>> Begin Extracted records

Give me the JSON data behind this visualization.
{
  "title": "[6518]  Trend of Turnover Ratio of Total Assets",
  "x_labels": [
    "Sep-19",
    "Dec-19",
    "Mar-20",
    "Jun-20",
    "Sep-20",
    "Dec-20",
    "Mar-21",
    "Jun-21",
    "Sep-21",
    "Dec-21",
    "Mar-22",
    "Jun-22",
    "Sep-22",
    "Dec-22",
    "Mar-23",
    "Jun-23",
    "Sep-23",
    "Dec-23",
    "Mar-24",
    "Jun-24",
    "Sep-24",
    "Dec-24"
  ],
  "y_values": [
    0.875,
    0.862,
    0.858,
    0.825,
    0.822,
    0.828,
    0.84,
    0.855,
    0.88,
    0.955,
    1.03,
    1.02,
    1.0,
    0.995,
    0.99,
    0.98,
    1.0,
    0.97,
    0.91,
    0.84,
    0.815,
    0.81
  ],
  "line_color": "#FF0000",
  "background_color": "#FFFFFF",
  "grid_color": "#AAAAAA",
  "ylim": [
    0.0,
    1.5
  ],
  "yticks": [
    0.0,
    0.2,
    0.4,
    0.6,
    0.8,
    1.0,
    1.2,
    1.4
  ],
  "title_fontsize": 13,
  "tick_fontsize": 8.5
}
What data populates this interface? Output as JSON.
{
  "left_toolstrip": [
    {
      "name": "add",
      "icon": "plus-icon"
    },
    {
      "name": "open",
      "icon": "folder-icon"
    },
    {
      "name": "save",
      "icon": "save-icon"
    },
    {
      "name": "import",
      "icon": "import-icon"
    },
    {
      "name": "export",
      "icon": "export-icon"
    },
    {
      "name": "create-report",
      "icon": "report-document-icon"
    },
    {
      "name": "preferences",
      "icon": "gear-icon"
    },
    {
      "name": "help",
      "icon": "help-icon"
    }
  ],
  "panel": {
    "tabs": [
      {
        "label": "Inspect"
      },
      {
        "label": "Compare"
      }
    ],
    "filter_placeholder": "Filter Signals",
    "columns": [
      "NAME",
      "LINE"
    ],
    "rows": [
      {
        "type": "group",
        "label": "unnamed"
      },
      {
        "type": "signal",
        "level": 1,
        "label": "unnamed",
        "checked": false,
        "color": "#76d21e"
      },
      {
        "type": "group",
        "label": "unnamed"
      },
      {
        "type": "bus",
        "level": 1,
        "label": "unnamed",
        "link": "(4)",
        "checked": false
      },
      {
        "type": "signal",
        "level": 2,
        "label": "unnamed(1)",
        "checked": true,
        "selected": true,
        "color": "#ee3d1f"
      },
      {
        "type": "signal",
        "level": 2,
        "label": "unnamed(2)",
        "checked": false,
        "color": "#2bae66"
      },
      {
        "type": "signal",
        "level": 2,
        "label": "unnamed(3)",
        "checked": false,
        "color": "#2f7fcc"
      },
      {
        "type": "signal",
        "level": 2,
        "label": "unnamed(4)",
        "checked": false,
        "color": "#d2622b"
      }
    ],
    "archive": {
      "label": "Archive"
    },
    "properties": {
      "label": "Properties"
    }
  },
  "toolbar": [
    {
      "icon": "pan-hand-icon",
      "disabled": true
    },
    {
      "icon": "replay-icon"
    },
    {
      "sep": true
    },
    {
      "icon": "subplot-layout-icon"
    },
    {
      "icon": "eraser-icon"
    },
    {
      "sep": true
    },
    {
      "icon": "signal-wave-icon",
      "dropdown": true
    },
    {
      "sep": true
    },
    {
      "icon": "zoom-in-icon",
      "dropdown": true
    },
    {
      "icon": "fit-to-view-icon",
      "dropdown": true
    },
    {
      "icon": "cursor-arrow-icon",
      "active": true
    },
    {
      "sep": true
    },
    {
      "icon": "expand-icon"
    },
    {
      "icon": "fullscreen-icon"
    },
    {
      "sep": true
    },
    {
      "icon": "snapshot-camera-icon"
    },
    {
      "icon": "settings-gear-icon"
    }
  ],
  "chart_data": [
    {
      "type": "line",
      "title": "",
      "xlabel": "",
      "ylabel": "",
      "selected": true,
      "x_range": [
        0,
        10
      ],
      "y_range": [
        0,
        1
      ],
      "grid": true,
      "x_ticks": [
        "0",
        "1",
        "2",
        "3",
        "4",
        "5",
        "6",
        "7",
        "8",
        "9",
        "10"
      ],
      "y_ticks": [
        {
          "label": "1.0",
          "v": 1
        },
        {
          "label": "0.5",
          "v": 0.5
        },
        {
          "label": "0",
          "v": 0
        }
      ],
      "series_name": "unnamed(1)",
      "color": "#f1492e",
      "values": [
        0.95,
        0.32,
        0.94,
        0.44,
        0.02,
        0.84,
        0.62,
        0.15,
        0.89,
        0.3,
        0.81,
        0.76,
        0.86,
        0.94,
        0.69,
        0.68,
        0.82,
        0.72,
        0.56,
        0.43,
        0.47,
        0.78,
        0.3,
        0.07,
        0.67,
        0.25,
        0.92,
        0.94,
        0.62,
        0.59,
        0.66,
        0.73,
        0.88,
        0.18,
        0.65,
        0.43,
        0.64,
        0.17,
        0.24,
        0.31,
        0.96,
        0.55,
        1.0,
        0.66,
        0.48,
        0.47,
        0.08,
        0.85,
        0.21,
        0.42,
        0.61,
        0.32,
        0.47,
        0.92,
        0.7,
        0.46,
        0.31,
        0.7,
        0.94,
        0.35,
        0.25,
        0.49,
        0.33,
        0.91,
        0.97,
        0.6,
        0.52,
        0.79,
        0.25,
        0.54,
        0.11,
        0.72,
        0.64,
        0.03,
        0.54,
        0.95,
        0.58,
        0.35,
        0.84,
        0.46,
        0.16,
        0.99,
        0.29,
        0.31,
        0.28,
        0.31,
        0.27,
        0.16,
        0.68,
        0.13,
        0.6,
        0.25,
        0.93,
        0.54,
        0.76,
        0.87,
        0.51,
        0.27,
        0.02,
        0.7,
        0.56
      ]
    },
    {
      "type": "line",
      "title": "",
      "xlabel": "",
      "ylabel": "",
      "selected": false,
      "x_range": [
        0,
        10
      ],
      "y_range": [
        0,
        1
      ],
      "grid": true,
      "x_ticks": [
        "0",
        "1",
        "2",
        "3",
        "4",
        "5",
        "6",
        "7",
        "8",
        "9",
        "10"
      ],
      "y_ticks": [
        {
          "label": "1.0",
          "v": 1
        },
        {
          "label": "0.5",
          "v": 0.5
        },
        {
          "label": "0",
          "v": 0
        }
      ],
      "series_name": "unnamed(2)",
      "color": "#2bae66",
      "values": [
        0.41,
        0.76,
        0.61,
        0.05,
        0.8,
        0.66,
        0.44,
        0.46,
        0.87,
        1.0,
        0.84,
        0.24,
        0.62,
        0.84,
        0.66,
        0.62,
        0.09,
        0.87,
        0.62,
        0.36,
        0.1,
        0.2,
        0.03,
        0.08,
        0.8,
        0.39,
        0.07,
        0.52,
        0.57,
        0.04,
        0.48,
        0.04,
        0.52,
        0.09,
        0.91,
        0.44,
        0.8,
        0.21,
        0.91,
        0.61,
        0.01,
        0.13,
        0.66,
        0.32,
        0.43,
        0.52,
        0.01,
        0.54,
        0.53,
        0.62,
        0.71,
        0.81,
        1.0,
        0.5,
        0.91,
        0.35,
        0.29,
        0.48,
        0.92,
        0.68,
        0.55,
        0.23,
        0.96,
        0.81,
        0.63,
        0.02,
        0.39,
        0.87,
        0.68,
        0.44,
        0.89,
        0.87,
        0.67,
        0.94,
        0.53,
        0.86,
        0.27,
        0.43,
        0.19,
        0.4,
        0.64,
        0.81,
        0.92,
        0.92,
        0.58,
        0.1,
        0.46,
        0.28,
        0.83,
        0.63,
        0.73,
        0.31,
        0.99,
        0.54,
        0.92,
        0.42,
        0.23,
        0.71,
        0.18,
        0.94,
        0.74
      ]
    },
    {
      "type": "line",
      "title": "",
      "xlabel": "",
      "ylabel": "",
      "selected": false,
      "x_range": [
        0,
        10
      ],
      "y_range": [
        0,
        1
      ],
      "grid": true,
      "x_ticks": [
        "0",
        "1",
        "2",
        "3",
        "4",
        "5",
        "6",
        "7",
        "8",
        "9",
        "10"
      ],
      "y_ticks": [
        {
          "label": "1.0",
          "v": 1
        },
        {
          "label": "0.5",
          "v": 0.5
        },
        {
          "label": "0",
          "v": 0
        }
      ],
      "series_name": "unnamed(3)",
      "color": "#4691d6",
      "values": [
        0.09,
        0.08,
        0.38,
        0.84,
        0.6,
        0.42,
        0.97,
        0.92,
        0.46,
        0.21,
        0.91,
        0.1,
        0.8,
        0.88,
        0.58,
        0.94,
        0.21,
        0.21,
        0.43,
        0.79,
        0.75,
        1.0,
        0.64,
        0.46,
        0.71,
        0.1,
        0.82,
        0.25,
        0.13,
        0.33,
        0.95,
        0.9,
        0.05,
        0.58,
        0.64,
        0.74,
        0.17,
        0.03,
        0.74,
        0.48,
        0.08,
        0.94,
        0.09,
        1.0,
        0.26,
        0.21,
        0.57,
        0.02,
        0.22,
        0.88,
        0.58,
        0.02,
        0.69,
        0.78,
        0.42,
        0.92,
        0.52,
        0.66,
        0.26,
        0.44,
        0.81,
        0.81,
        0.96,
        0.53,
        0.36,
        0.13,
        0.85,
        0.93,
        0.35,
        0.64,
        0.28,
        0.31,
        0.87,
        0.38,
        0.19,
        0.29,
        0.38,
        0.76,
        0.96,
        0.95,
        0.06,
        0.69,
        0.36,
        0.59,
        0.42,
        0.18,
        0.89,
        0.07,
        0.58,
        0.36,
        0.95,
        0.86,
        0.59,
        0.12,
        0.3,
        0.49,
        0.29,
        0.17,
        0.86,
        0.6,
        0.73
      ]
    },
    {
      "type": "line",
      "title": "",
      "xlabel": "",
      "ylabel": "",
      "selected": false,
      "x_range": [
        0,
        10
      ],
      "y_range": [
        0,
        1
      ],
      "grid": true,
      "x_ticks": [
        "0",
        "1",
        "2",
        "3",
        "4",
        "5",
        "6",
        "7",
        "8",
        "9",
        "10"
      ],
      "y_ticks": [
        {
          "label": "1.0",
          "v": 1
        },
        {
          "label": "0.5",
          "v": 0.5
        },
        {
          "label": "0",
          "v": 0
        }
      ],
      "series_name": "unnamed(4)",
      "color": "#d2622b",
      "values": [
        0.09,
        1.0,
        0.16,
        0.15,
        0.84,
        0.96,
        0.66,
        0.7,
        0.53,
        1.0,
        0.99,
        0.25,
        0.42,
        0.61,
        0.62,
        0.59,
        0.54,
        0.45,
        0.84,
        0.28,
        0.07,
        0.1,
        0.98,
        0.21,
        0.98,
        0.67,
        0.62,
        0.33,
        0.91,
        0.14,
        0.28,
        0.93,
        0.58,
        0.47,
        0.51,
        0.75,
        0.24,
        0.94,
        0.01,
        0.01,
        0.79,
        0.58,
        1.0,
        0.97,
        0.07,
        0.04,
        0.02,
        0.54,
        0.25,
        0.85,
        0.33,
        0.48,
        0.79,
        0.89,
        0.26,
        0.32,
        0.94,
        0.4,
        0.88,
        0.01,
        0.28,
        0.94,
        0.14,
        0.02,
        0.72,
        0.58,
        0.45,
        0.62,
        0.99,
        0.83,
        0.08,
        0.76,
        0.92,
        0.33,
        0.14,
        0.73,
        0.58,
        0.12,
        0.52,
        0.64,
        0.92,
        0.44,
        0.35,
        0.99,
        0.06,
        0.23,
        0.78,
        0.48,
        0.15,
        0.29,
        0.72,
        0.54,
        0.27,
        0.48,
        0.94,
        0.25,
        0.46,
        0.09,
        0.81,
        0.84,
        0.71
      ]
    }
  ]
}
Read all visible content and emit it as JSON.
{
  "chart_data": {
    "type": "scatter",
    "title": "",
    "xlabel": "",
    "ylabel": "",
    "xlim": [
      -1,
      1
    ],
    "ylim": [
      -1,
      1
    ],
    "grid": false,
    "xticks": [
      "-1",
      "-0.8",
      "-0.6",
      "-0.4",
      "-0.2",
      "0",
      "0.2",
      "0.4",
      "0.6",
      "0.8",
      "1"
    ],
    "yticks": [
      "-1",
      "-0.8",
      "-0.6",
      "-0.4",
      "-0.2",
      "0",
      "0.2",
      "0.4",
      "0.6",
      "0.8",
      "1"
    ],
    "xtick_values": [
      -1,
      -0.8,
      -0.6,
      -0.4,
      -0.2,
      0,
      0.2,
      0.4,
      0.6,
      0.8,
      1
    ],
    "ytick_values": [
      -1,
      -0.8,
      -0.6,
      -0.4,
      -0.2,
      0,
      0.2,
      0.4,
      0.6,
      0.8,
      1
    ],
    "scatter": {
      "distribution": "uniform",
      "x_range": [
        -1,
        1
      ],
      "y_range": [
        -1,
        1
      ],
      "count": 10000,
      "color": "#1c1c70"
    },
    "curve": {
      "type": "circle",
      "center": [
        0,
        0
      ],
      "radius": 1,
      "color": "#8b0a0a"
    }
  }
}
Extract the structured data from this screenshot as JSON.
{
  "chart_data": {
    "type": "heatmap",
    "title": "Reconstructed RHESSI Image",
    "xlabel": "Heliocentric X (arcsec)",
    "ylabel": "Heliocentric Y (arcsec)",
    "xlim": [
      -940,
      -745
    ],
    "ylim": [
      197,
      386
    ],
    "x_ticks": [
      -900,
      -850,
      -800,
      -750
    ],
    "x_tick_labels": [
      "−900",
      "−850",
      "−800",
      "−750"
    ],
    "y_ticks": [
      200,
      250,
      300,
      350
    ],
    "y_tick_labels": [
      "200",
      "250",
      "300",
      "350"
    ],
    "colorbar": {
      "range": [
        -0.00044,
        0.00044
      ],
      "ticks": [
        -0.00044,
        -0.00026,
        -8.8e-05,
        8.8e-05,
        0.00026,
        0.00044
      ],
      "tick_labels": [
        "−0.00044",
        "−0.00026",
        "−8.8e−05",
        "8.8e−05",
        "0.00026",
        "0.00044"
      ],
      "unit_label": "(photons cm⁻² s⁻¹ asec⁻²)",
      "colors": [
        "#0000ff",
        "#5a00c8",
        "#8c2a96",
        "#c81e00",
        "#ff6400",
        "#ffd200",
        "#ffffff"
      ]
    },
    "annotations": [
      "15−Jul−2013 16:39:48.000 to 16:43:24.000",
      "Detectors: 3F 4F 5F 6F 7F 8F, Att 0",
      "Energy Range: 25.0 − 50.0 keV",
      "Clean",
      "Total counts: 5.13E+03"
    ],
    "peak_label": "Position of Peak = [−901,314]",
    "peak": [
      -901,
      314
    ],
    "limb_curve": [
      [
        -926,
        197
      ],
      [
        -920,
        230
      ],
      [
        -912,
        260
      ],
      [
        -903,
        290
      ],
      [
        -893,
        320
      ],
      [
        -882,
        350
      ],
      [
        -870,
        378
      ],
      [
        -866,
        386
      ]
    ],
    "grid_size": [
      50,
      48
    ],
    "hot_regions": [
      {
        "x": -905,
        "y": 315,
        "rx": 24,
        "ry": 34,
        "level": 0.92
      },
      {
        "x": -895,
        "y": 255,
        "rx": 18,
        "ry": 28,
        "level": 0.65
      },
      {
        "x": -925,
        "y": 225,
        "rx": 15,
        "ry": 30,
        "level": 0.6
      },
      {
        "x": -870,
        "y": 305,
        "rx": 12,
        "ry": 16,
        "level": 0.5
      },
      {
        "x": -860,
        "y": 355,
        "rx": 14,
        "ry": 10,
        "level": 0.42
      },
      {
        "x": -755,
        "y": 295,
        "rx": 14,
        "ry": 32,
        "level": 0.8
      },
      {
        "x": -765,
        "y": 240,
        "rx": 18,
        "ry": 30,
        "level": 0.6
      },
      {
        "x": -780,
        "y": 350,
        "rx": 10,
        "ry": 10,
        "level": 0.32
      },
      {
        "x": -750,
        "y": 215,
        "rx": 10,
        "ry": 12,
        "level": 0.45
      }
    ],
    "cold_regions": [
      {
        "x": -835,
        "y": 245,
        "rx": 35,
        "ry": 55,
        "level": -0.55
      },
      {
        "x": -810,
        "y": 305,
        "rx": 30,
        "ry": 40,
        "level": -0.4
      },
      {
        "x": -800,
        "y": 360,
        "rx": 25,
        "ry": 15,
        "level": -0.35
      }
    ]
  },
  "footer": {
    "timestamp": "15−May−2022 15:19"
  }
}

>> End Extracted records

### Exercise aim
Copy out every line that includes the word "gear".

### The output
      "icon": "gear-icon"
      "icon": "settings-gear-icon"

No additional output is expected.